**INSTRUCTIONS TO FOLLOW**
Determine which lines of the records include the word "Other", and copy them.
## Start DATA PROVIDED
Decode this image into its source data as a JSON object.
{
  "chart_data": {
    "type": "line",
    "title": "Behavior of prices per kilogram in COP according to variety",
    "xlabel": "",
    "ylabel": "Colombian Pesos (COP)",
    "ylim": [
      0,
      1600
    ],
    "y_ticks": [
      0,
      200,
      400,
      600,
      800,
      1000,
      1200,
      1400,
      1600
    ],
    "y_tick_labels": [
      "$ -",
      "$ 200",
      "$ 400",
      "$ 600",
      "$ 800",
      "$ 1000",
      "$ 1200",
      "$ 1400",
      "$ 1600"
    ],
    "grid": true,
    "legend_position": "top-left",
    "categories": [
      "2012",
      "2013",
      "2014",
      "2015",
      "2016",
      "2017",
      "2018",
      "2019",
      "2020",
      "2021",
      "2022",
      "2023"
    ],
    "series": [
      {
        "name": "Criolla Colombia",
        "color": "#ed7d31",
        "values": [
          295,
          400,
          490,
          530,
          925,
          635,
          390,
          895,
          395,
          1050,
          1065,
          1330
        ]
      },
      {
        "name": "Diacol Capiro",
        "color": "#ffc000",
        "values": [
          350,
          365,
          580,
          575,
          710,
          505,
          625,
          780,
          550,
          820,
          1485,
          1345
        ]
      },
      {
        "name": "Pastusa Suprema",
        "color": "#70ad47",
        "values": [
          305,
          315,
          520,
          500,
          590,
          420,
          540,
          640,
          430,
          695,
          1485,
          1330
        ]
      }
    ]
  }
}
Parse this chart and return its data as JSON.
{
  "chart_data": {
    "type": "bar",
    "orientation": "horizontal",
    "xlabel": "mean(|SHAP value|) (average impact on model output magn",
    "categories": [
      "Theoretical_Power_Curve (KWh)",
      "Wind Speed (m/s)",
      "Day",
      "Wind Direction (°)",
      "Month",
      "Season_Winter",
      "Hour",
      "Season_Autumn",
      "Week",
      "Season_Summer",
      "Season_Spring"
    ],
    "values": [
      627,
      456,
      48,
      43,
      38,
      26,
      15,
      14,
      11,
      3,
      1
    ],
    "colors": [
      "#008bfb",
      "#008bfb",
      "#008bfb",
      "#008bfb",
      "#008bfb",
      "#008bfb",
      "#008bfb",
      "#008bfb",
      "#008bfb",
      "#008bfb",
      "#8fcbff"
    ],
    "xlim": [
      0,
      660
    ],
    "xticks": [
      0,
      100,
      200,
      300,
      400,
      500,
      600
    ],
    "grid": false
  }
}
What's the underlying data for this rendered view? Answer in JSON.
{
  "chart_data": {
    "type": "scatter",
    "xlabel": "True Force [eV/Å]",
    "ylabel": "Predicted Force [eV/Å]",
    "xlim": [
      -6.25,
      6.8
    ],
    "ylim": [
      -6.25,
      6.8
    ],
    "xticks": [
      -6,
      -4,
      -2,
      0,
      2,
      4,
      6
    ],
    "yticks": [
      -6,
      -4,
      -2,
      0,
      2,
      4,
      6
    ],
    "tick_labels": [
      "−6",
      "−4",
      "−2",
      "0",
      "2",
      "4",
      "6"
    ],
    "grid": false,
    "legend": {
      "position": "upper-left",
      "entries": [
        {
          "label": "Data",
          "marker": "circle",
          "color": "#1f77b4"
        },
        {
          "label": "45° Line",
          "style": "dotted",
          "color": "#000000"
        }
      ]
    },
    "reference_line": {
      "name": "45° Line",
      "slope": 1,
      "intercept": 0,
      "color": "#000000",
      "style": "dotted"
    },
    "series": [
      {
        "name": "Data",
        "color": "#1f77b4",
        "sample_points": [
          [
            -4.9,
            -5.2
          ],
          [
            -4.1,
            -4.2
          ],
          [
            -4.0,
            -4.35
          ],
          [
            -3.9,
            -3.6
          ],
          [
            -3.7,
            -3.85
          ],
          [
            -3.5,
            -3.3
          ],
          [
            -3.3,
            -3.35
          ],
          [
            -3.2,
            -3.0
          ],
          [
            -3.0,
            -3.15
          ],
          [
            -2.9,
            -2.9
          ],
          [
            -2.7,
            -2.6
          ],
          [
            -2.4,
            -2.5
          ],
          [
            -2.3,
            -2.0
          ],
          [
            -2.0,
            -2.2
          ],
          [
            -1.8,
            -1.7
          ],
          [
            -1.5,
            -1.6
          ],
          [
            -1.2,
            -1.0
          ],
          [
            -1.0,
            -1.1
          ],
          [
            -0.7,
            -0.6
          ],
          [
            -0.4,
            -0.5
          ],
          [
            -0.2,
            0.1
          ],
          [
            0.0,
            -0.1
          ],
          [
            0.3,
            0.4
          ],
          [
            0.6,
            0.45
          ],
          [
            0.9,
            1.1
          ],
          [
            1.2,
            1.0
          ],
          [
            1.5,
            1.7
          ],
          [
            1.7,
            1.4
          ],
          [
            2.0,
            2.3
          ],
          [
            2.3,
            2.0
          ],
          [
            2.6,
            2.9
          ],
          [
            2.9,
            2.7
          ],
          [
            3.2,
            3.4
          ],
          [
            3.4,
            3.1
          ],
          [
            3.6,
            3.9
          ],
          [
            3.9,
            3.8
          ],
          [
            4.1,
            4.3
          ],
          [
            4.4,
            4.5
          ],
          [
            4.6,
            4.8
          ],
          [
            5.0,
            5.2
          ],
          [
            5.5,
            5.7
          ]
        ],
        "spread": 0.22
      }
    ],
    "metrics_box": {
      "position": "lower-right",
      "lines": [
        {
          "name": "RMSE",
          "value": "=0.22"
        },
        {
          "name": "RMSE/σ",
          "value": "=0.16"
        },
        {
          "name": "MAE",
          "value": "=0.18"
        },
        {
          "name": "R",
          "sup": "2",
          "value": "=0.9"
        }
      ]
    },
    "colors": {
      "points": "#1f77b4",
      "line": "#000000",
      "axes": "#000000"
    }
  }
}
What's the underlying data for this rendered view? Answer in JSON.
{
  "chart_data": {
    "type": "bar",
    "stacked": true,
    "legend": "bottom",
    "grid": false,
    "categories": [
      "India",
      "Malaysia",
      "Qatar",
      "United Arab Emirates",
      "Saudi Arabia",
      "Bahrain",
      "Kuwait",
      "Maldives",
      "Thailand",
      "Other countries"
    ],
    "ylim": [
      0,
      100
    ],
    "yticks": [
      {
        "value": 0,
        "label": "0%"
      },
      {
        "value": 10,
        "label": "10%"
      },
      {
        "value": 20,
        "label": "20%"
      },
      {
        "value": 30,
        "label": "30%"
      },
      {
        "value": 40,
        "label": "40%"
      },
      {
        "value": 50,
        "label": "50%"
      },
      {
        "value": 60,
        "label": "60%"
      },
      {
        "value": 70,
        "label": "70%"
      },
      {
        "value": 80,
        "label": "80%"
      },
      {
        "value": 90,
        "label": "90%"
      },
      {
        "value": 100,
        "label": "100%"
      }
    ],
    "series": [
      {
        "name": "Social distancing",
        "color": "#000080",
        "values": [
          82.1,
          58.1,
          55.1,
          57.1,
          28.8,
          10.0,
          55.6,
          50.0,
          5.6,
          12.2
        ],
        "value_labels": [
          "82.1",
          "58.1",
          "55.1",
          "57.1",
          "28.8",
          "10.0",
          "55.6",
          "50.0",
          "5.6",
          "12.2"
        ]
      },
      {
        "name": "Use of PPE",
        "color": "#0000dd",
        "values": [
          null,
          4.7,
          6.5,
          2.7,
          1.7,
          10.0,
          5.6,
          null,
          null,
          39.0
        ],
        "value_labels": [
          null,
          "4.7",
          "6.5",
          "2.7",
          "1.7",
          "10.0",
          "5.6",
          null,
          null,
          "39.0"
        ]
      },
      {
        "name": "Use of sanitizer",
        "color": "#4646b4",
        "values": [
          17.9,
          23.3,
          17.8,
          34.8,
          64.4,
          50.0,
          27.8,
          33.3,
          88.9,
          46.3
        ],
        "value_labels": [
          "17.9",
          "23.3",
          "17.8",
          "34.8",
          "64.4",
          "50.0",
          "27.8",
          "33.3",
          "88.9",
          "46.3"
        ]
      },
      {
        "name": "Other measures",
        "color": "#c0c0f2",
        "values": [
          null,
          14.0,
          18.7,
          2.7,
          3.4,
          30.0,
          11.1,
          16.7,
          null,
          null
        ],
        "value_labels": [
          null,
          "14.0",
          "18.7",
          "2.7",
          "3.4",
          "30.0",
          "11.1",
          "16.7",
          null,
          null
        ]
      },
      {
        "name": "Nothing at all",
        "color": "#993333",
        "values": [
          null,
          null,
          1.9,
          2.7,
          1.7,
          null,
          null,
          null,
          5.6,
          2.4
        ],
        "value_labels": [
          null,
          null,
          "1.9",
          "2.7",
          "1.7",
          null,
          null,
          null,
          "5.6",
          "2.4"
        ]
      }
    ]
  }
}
## End DATA PROVIDED
**COMPLETE RESPONSE**
      "Other countries"
        "name": "Other measures",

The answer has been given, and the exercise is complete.